#### What to do:
Copy out each line of the data holding "Frequency".

#### Records provided:
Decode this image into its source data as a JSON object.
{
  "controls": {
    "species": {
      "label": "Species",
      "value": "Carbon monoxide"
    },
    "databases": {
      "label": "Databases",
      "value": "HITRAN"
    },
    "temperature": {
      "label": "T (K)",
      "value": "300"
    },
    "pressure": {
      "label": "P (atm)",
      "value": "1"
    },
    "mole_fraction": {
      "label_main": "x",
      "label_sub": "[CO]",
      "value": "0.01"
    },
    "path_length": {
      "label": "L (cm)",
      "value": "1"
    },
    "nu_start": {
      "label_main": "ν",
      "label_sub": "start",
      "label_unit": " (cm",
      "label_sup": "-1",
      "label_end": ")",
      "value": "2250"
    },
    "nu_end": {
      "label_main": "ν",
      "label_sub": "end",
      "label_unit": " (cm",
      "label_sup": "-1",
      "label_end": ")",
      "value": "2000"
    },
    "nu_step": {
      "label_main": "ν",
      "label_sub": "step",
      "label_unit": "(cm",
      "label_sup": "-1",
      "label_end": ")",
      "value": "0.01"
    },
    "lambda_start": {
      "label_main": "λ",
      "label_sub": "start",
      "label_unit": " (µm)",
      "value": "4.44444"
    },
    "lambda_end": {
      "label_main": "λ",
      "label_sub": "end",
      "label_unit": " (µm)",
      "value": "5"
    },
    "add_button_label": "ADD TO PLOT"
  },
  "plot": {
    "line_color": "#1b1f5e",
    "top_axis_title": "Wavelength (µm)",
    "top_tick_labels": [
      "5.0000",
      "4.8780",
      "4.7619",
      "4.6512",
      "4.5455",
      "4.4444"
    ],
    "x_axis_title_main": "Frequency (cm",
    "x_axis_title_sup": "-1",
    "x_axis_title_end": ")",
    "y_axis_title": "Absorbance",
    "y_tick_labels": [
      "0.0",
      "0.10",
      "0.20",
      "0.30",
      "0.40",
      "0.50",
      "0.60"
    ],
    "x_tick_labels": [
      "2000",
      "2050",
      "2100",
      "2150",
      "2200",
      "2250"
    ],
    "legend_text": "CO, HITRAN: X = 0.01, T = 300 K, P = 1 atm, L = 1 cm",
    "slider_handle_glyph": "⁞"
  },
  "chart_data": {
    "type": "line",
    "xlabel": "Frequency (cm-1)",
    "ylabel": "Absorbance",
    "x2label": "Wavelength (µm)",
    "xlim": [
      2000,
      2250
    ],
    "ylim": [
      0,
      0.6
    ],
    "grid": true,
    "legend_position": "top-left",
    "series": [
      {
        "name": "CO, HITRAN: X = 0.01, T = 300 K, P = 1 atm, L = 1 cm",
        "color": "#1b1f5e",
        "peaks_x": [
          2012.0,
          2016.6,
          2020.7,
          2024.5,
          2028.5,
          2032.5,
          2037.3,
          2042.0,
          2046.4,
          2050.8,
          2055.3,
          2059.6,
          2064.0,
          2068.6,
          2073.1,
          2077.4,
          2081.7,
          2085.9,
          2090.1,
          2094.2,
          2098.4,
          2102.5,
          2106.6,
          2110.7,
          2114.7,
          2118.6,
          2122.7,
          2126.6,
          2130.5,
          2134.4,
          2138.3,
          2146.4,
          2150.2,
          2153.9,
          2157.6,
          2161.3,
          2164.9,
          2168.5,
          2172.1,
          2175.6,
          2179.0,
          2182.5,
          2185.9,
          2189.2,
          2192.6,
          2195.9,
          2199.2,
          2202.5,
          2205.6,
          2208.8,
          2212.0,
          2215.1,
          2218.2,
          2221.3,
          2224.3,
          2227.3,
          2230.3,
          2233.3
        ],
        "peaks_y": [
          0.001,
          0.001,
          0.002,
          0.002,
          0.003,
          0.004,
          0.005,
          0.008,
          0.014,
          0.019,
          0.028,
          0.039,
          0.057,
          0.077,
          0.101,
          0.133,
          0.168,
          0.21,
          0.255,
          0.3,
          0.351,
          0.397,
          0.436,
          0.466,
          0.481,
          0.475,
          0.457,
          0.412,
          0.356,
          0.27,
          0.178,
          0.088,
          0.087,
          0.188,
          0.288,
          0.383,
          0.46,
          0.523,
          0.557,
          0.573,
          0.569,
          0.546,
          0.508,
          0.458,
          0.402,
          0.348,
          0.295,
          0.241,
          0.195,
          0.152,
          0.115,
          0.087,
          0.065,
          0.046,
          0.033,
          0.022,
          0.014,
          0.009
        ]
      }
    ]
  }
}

#### Response below:
    "x_axis_title_main": "Frequency (cm",
    "xlabel": "Frequency (cm-1)",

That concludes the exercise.